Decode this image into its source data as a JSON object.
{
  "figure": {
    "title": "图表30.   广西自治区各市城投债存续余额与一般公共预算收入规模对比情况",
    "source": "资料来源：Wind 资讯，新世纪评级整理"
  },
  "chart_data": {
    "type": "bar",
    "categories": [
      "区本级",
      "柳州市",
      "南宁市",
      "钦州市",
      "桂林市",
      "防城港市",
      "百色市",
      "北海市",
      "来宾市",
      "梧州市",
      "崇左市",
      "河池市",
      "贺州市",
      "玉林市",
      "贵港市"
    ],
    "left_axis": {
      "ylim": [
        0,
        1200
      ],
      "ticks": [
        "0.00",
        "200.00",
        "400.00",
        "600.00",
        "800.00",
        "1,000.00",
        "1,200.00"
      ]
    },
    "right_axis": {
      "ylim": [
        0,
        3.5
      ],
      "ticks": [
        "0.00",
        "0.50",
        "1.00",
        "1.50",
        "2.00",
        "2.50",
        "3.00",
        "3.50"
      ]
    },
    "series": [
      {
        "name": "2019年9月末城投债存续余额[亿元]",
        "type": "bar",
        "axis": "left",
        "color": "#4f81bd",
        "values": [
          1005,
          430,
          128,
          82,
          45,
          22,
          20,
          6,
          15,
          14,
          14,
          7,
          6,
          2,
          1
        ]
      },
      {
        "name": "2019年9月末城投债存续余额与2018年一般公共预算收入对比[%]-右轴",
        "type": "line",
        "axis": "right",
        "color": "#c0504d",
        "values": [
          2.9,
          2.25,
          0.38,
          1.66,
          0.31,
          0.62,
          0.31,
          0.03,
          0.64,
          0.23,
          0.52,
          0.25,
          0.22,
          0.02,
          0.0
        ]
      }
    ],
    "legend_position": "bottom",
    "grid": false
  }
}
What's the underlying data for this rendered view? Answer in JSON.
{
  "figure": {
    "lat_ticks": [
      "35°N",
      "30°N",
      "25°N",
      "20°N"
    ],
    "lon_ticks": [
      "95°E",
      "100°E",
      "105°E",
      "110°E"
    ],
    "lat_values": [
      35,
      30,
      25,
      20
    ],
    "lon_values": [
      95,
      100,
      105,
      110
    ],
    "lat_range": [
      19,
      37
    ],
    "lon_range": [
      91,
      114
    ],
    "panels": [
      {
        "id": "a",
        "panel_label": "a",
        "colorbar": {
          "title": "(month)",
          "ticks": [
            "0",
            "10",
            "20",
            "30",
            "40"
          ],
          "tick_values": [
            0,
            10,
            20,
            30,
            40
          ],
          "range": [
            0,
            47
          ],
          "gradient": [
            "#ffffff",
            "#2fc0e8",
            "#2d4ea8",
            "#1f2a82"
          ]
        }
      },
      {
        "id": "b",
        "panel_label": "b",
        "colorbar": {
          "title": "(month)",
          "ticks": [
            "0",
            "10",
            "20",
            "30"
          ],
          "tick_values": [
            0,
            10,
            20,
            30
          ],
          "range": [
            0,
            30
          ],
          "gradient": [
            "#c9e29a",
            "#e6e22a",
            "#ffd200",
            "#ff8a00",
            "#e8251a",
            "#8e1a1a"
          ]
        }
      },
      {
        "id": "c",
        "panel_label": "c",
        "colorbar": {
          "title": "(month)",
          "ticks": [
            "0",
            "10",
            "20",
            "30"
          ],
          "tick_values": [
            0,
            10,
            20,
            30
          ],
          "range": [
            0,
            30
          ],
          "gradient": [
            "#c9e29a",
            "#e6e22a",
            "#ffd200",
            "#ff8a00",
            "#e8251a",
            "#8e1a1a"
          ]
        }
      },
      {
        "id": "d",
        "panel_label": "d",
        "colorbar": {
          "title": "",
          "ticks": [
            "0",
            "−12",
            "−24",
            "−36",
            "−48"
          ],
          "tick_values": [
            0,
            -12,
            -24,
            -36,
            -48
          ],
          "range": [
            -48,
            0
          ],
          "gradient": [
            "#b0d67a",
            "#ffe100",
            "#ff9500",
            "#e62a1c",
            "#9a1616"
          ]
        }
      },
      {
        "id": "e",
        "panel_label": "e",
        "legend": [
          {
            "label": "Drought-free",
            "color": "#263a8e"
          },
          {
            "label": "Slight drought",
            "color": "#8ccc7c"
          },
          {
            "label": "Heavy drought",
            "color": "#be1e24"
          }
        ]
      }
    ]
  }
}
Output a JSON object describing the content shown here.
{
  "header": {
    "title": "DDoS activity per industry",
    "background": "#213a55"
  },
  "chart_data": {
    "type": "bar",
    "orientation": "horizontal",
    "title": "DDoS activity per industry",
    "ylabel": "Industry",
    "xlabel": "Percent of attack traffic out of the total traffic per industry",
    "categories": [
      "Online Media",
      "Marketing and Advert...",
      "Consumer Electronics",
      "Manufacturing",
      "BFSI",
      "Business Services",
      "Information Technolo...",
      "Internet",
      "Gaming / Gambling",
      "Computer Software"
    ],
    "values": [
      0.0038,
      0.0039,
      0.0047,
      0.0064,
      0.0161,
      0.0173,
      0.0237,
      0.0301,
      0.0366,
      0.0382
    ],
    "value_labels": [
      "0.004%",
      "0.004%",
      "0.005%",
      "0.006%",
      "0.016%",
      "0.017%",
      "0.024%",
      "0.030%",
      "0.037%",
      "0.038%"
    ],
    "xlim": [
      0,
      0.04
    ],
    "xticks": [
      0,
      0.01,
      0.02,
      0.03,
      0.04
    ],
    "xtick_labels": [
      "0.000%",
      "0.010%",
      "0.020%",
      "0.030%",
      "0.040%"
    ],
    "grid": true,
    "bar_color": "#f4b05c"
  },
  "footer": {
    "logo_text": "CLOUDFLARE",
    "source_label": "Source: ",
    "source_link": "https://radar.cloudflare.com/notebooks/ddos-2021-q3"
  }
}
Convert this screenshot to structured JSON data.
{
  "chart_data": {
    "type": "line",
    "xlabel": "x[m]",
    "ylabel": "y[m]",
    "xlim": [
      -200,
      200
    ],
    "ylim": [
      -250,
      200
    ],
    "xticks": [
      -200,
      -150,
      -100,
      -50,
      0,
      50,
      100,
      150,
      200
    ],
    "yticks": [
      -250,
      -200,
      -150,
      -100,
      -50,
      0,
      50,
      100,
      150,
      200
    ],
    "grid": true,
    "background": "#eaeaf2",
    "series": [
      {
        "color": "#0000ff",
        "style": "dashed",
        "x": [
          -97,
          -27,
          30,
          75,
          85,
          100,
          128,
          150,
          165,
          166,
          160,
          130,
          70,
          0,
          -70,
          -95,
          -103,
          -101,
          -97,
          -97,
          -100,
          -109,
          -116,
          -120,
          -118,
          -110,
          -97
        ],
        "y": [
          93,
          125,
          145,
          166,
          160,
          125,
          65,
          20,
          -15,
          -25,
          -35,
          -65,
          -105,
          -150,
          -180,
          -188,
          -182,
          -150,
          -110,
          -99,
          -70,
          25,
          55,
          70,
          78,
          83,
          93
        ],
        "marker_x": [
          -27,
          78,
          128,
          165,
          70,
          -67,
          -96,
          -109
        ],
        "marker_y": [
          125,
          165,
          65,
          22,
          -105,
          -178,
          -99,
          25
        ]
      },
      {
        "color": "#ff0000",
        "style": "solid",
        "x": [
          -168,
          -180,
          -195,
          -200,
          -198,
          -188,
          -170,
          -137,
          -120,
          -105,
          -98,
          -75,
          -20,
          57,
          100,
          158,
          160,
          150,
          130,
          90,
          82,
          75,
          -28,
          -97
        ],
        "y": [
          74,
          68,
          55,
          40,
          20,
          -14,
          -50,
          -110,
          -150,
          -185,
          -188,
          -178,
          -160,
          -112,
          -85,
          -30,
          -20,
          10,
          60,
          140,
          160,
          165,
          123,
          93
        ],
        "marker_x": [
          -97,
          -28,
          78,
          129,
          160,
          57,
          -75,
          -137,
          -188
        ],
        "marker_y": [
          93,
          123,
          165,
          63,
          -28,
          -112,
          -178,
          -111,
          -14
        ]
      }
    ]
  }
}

********************

Task statement
Each line containing the word "background" counts once; say how many such lines there are, giving only the number.

Task answer
2